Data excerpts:
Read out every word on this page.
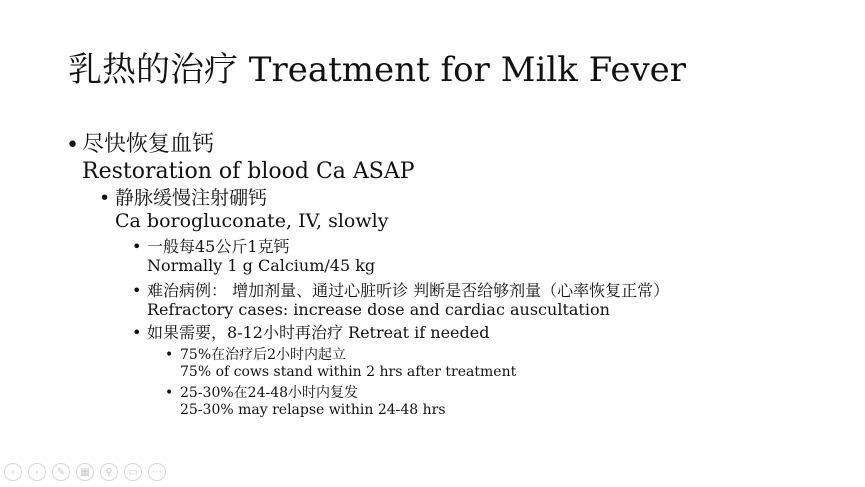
乳热的治疗 Treatment for Milk Fever
• 尽快恢复血钙
Restoration of blood Ca ASAP
• 静脉缓慢注射硼钙
Ca borogluconate, IV, slowly
• 一般每45公斤1克钙
Normally 1 g Calcium/45 kg
• 难治病例： 增加剂量、通过心脏听诊 判断是否给够剂量（心率恢复正常）
Refractory cases: increase dose and cardiac auscultation
• 如果需要，8-12小时再治疗 Retreat if needed
• 75%在治疗后2小时内起立
75% of cows stand within 2 hrs after treatment
• 25-30%在24-48小时内复发
25-30% may relapse within 24-48 hrs
‹ › ✎ ▦ ⚲ ▭ ⋯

### Stated goal
Search the listing above for the string "within". Copy every line that contains it.

### Task output
75% of cows stand within 2 hrs after treatment
25-30% may relapse within 24-48 hrs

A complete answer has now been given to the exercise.